▶ _OBJECTIVE_:
Scan the entries below for the word "gases". Copy each line that has it.

▶ _EXTRACTED RECORDS_:

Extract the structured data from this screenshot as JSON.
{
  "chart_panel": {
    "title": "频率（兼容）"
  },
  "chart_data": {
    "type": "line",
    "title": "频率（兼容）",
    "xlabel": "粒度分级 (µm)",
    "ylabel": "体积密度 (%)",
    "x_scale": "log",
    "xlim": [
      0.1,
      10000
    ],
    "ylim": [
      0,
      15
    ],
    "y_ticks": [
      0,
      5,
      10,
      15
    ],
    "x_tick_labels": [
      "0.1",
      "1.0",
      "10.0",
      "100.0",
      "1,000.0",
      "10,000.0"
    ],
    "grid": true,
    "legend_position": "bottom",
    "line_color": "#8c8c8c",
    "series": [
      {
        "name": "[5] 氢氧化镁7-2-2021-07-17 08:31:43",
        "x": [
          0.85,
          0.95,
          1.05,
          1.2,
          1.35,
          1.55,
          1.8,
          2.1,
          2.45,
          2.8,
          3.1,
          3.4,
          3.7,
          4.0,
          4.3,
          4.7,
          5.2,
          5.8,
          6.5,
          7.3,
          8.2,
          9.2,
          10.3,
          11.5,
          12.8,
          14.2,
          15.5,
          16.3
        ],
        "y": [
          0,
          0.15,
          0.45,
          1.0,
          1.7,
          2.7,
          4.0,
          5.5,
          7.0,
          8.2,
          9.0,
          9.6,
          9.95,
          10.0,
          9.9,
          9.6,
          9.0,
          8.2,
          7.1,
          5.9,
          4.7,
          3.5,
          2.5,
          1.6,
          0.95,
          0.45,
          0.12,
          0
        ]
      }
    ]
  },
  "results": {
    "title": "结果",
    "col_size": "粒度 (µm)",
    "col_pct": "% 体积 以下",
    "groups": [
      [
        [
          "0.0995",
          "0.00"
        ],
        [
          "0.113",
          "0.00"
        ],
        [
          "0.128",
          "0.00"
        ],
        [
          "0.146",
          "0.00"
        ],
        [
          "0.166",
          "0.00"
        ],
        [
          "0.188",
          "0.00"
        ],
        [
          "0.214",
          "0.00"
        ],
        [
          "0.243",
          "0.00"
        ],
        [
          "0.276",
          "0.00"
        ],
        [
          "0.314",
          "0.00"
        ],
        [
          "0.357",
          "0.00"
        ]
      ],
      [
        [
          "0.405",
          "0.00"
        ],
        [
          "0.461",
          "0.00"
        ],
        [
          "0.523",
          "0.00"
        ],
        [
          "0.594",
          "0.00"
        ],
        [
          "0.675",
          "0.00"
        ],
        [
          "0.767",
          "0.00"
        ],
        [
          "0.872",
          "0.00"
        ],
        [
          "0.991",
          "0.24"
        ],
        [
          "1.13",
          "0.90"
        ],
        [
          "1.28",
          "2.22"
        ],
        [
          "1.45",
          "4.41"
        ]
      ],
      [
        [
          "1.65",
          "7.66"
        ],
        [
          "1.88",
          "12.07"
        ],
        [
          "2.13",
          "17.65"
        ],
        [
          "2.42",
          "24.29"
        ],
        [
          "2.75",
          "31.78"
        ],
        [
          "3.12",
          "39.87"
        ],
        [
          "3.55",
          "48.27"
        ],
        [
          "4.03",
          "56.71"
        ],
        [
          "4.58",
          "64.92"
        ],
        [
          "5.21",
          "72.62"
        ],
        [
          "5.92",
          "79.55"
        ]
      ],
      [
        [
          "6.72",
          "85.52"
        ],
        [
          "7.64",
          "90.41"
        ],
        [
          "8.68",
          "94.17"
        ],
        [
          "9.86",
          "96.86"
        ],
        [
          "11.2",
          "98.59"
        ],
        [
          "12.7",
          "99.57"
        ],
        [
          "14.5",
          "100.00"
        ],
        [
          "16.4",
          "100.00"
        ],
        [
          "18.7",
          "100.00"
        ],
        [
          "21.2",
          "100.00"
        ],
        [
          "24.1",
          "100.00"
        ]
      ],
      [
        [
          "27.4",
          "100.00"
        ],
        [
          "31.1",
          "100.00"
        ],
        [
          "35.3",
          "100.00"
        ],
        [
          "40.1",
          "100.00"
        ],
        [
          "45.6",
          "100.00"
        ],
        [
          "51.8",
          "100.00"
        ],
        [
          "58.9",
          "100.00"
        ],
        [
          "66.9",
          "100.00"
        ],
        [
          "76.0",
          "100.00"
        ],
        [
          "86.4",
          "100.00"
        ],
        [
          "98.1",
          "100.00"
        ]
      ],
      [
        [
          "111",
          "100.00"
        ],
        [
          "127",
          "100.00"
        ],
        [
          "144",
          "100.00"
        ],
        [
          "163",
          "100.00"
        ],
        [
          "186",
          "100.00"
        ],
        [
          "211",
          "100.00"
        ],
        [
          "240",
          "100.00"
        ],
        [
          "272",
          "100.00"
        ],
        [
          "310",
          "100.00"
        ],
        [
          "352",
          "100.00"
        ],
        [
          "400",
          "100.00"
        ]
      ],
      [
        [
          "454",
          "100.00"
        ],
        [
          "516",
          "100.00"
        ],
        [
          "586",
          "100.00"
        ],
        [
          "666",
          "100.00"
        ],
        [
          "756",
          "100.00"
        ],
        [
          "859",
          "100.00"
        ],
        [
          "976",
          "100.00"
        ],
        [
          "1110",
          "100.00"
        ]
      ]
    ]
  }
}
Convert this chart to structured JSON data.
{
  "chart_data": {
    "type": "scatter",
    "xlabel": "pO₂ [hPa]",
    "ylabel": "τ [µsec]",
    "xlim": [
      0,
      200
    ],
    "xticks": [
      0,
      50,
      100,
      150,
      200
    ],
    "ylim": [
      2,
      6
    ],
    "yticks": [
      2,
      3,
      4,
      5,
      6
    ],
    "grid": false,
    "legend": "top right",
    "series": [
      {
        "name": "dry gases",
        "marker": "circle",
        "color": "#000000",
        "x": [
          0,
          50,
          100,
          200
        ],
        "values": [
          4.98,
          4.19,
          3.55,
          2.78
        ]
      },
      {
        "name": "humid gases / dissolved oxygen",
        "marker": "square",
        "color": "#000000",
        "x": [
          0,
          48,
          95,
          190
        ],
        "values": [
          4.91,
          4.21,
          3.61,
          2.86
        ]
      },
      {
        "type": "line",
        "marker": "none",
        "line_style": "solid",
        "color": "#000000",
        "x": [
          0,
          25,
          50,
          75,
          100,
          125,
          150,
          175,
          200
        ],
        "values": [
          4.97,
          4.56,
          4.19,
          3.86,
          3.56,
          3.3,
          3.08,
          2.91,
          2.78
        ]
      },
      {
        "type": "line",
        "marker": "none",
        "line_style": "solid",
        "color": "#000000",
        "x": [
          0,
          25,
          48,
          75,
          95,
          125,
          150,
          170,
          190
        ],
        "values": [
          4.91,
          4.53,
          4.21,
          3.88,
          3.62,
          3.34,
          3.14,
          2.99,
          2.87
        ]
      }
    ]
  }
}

▶ _EXERCISE SOLUTION_:
        "name": "dry gases",
        "name": "humid gases / dissolved oxygen",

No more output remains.